* [What you should do]: Extract and list every line that contains the word "России".

* [Dataset entries]:

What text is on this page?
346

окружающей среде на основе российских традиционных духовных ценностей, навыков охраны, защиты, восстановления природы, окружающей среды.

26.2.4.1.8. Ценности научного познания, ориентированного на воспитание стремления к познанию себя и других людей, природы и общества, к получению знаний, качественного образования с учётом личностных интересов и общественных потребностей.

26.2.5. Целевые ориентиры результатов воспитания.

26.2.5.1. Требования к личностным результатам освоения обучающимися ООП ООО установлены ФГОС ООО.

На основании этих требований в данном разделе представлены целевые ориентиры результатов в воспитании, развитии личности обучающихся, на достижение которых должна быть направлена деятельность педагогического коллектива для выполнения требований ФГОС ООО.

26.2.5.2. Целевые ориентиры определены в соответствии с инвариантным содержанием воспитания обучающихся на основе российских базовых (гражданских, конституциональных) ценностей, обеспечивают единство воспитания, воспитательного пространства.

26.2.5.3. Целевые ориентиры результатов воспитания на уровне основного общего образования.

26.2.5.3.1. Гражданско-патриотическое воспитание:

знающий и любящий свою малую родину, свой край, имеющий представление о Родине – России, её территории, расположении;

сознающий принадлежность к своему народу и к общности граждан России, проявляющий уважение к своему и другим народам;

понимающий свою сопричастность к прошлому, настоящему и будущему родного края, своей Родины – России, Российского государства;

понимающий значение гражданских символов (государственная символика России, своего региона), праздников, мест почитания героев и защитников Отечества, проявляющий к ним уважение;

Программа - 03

* [Exercise output]:
знающий и любящий свою малую родину, свой край, имеющий представление о Родине – России, её территории, расположении;
сознающий принадлежность к своему народу и к общности граждан России, проявляющий уважение к своему и другим народам;
понимающий свою сопричастность к прошлому, настоящему и будущему родного края, своей Родины – России, Российского государства;
понимающий значение гражданских символов (государственная символика России, своего региона), праздников, мест почитания героев и защитников Отечества, проявляющий к ним уважение;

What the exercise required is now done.